> The input:
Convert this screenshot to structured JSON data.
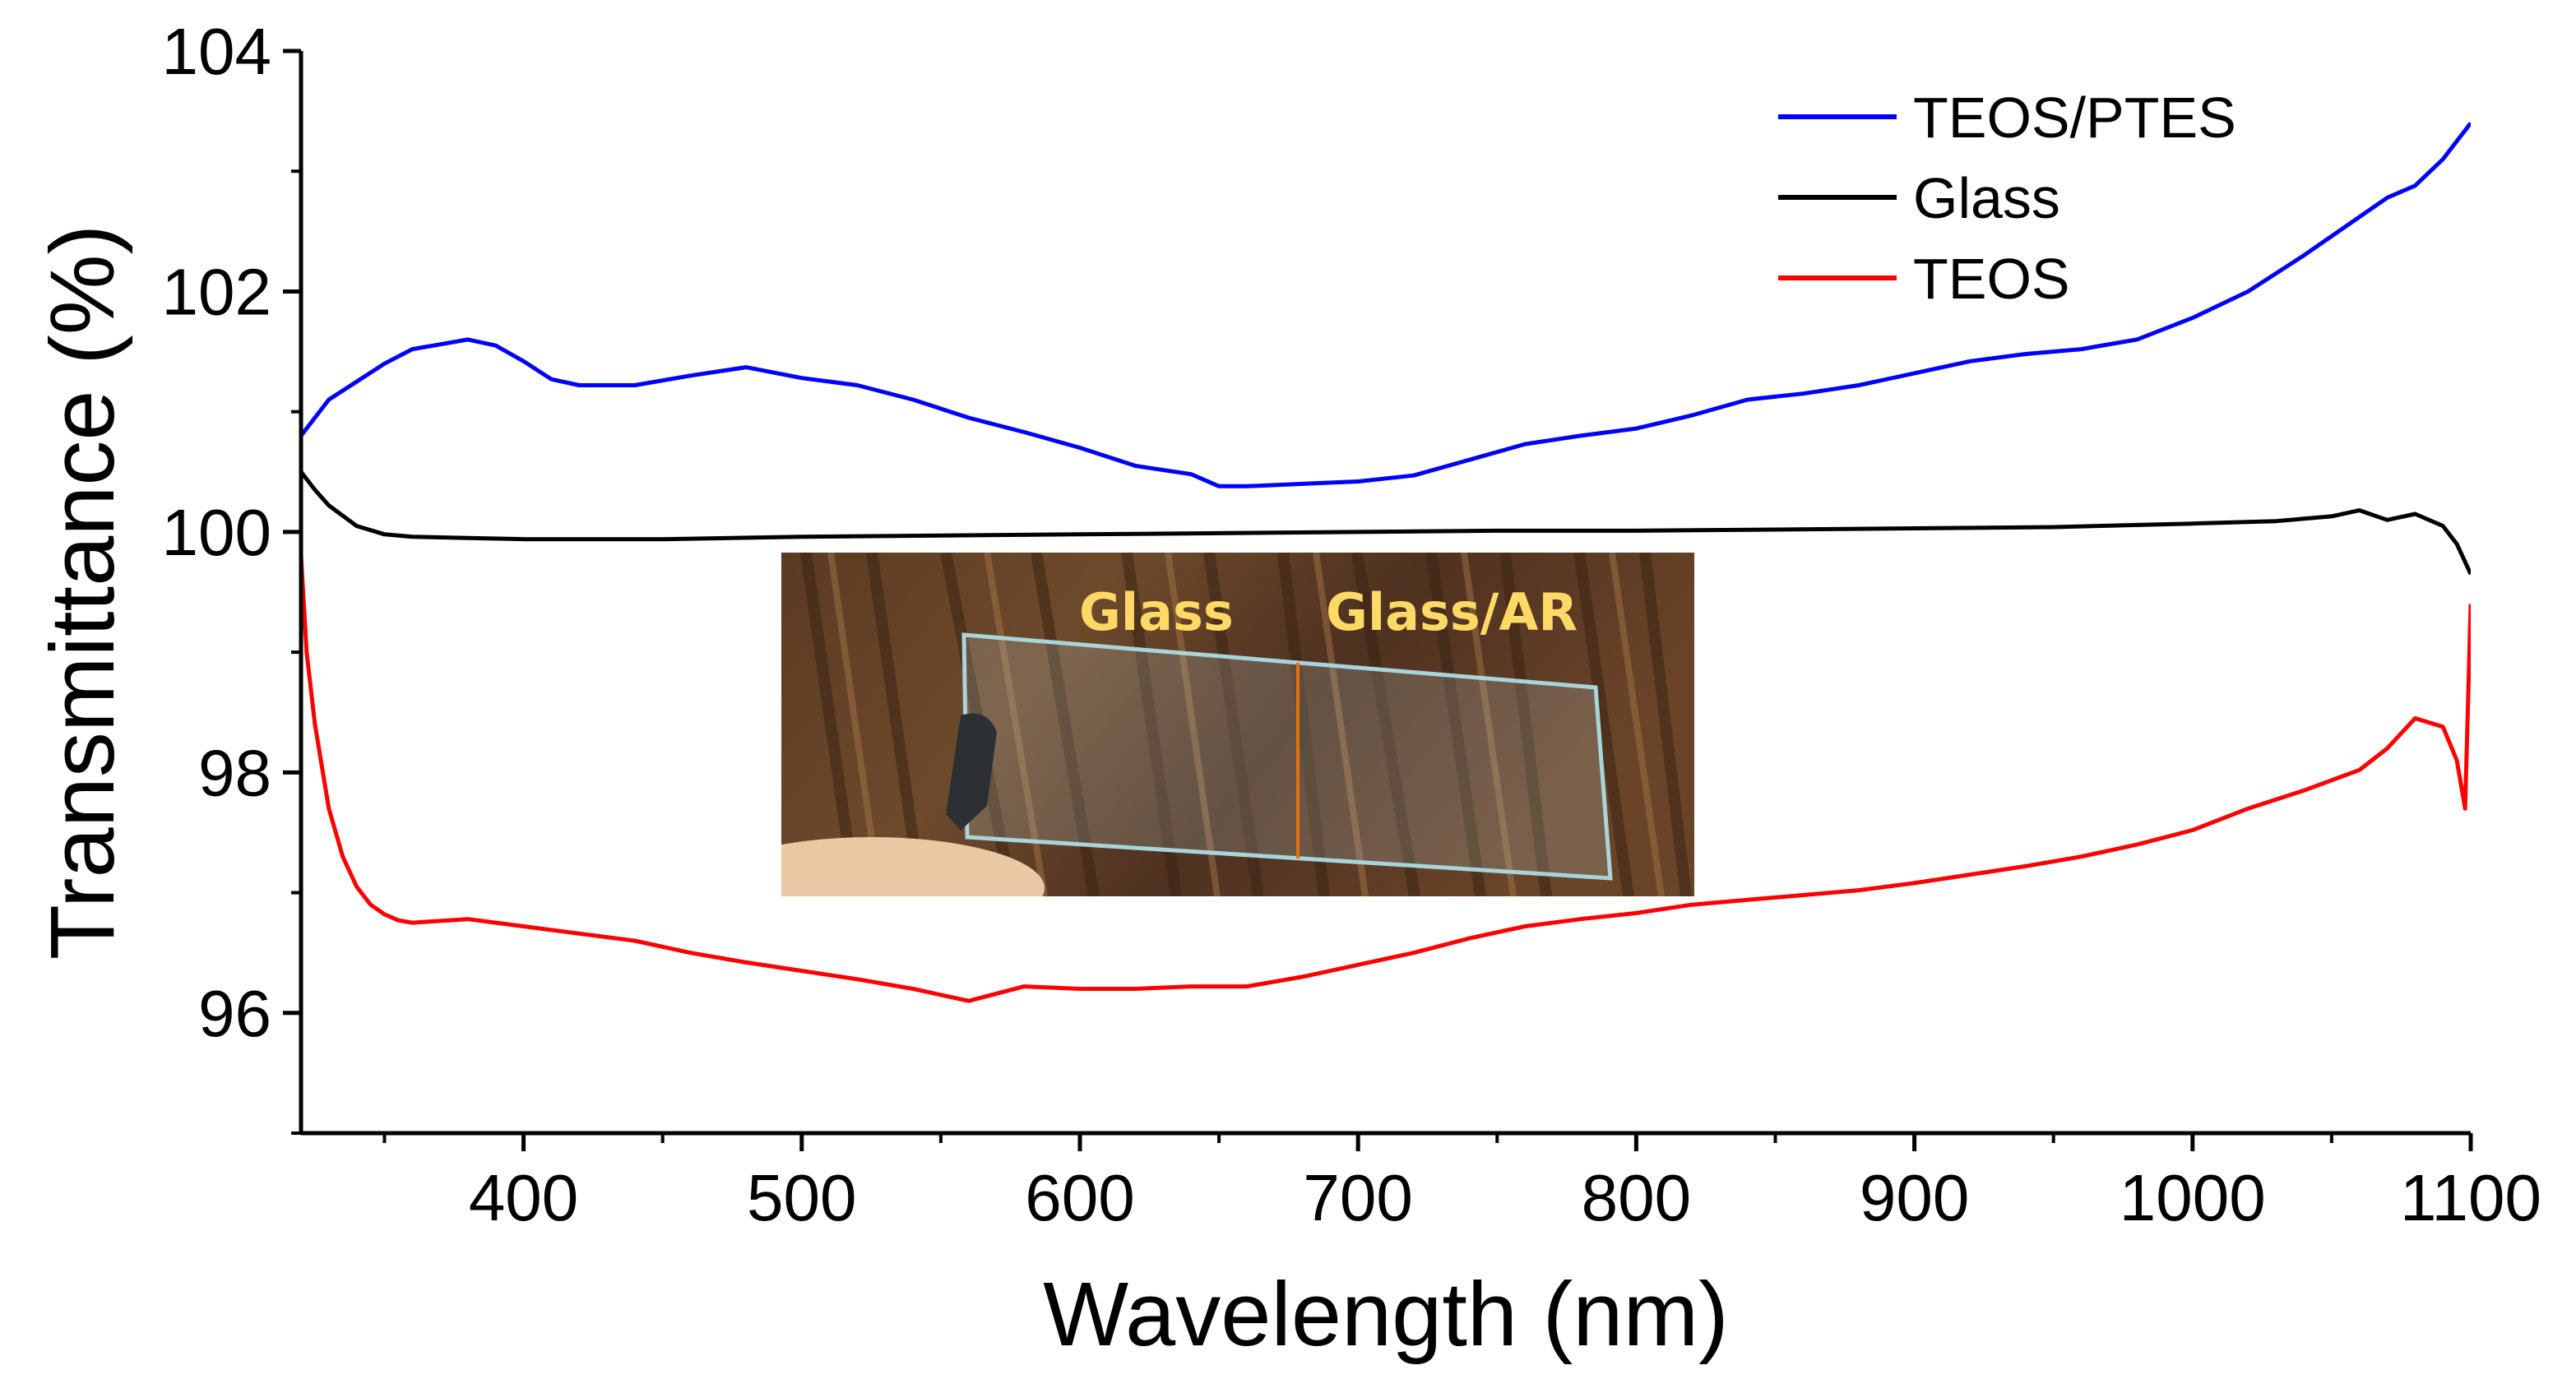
{
  "chart_data": {
    "type": "line",
    "title": "",
    "xlabel": "Wavelength (nm)",
    "ylabel": "Transmittance (%)",
    "xlim": [
      320,
      1100
    ],
    "ylim": [
      95,
      104
    ],
    "xticks": [
      400,
      500,
      600,
      700,
      800,
      900,
      1000,
      1100
    ],
    "yticks": [
      96,
      98,
      100,
      102,
      104
    ],
    "legend_position": "top-right",
    "series": [
      {
        "name": "TEOS/PTES",
        "color": "#0000ff",
        "x": [
          320,
          330,
          340,
          350,
          360,
          370,
          380,
          390,
          400,
          410,
          420,
          440,
          460,
          480,
          500,
          520,
          540,
          560,
          580,
          600,
          620,
          640,
          650,
          660,
          680,
          700,
          720,
          740,
          760,
          780,
          800,
          820,
          840,
          860,
          880,
          900,
          920,
          940,
          960,
          980,
          1000,
          1020,
          1040,
          1060,
          1070,
          1080,
          1090,
          1100
        ],
        "y": [
          100.8,
          101.1,
          101.25,
          101.4,
          101.52,
          101.56,
          101.6,
          101.55,
          101.42,
          101.27,
          101.22,
          101.22,
          101.3,
          101.37,
          101.28,
          101.22,
          101.1,
          100.95,
          100.83,
          100.7,
          100.55,
          100.48,
          100.38,
          100.38,
          100.4,
          100.42,
          100.47,
          100.6,
          100.73,
          100.8,
          100.86,
          100.97,
          101.1,
          101.15,
          101.22,
          101.32,
          101.42,
          101.48,
          101.52,
          101.6,
          101.78,
          102.0,
          102.3,
          102.62,
          102.78,
          102.88,
          103.1,
          103.4
        ]
      },
      {
        "name": "Glass",
        "color": "#000000",
        "x": [
          320,
          325,
          330,
          340,
          350,
          360,
          380,
          400,
          450,
          500,
          550,
          600,
          650,
          700,
          750,
          800,
          850,
          900,
          950,
          1000,
          1030,
          1050,
          1060,
          1070,
          1080,
          1090,
          1095,
          1100
        ],
        "y": [
          100.5,
          100.35,
          100.22,
          100.05,
          99.98,
          99.96,
          99.95,
          99.94,
          99.94,
          99.96,
          99.97,
          99.98,
          99.99,
          100.0,
          100.01,
          100.01,
          100.02,
          100.03,
          100.04,
          100.07,
          100.09,
          100.13,
          100.18,
          100.1,
          100.15,
          100.05,
          99.9,
          99.65
        ]
      },
      {
        "name": "TEOS",
        "color": "#ff0000",
        "x": [
          320,
          322,
          325,
          330,
          335,
          340,
          345,
          350,
          355,
          360,
          380,
          400,
          420,
          440,
          460,
          480,
          500,
          520,
          540,
          560,
          580,
          600,
          620,
          640,
          660,
          680,
          700,
          720,
          740,
          760,
          780,
          800,
          820,
          840,
          860,
          880,
          900,
          920,
          940,
          960,
          980,
          1000,
          1020,
          1040,
          1060,
          1070,
          1080,
          1090,
          1095,
          1098,
          1100
        ],
        "y": [
          99.8,
          99.0,
          98.4,
          97.7,
          97.3,
          97.05,
          96.9,
          96.82,
          96.77,
          96.75,
          96.78,
          96.72,
          96.66,
          96.6,
          96.5,
          96.42,
          96.35,
          96.28,
          96.2,
          96.1,
          96.22,
          96.2,
          96.2,
          96.22,
          96.22,
          96.3,
          96.4,
          96.5,
          96.62,
          96.72,
          96.78,
          96.83,
          96.9,
          96.94,
          96.98,
          97.02,
          97.08,
          97.15,
          97.22,
          97.3,
          97.4,
          97.52,
          97.7,
          97.85,
          98.02,
          98.2,
          98.45,
          98.38,
          98.1,
          97.7,
          99.4
        ]
      }
    ],
    "inset_photo": {
      "labels": [
        "Glass",
        "Glass/AR"
      ],
      "label_color": "#ffd966"
    }
  }
}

> The exercise: Repeat the records in full, exactly as they appear, without the pictures.

> Task output:
Convert this screenshot to structured JSON data.
{
  "chart_data": {
    "type": "line",
    "title": "",
    "xlabel": "Wavelength (nm)",
    "ylabel": "Transmittance (%)",
    "xlim": [
      320,
      1100
    ],
    "ylim": [
      95,
      104
    ],
    "xticks": [
      400,
      500,
      600,
      700,
      800,
      900,
      1000,
      1100
    ],
    "yticks": [
      96,
      98,
      100,
      102,
      104
    ],
    "legend_position": "top-right",
    "series": [
      {
        "name": "TEOS/PTES",
        "color": "#0000ff",
        "x": [
          320,
          330,
          340,
          350,
          360,
          370,
          380,
          390,
          400,
          410,
          420,
          440,
          460,
          480,
          500,
          520,
          540,
          560,
          580,
          600,
          620,
          640,
          650,
          660,
          680,
          700,
          720,
          740,
          760,
          780,
          800,
          820,
          840,
          860,
          880,
          900,
          920,
          940,
          960,
          980,
          1000,
          1020,
          1040,
          1060,
          1070,
          1080,
          1090,
          1100
        ],
        "y": [
          100.8,
          101.1,
          101.25,
          101.4,
          101.52,
          101.56,
          101.6,
          101.55,
          101.42,
          101.27,
          101.22,
          101.22,
          101.3,
          101.37,
          101.28,
          101.22,
          101.1,
          100.95,
          100.83,
          100.7,
          100.55,
          100.48,
          100.38,
          100.38,
          100.4,
          100.42,
          100.47,
          100.6,
          100.73,
          100.8,
          100.86,
          100.97,
          101.1,
          101.15,
          101.22,
          101.32,
          101.42,
          101.48,
          101.52,
          101.6,
          101.78,
          102.0,
          102.3,
          102.62,
          102.78,
          102.88,
          103.1,
          103.4
        ]
      },
      {
        "name": "Glass",
        "color": "#000000",
        "x": [
          320,
          325,
          330,
          340,
          350,
          360,
          380,
          400,
          450,
          500,
          550,
          600,
          650,
          700,
          750,
          800,
          850,
          900,
          950,
          1000,
          1030,
          1050,
          1060,
          1070,
          1080,
          1090,
          1095,
          1100
        ],
        "y": [
          100.5,
          100.35,
          100.22,
          100.05,
          99.98,
          99.96,
          99.95,
          99.94,
          99.94,
          99.96,
          99.97,
          99.98,
          99.99,
          100.0,
          100.01,
          100.01,
          100.02,
          100.03,
          100.04,
          100.07,
          100.09,
          100.13,
          100.18,
          100.1,
          100.15,
          100.05,
          99.9,
          99.65
        ]
      },
      {
        "name": "TEOS",
        "color": "#ff0000",
        "x": [
          320,
          322,
          325,
          330,
          335,
          340,
          345,
          350,
          355,
          360,
          380,
          400,
          420,
          440,
          460,
          480,
          500,
          520,
          540,
          560,
          580,
          600,
          620,
          640,
          660,
          680,
          700,
          720,
          740,
          760,
          780,
          800,
          820,
          840,
          860,
          880,
          900,
          920,
          940,
          960,
          980,
          1000,
          1020,
          1040,
          1060,
          1070,
          1080,
          1090,
          1095,
          1098,
          1100
        ],
        "y": [
          99.8,
          99.0,
          98.4,
          97.7,
          97.3,
          97.05,
          96.9,
          96.82,
          96.77,
          96.75,
          96.78,
          96.72,
          96.66,
          96.6,
          96.5,
          96.42,
          96.35,
          96.28,
          96.2,
          96.1,
          96.22,
          96.2,
          96.2,
          96.22,
          96.22,
          96.3,
          96.4,
          96.5,
          96.62,
          96.72,
          96.78,
          96.83,
          96.9,
          96.94,
          96.98,
          97.02,
          97.08,
          97.15,
          97.22,
          97.3,
          97.4,
          97.52,
          97.7,
          97.85,
          98.02,
          98.2,
          98.45,
          98.38,
          98.1,
          97.7,
          99.4
        ]
      }
    ],
    "inset_photo": {
      "labels": [
        "Glass",
        "Glass/AR"
      ],
      "label_color": "#ffd966"
    }
  }
}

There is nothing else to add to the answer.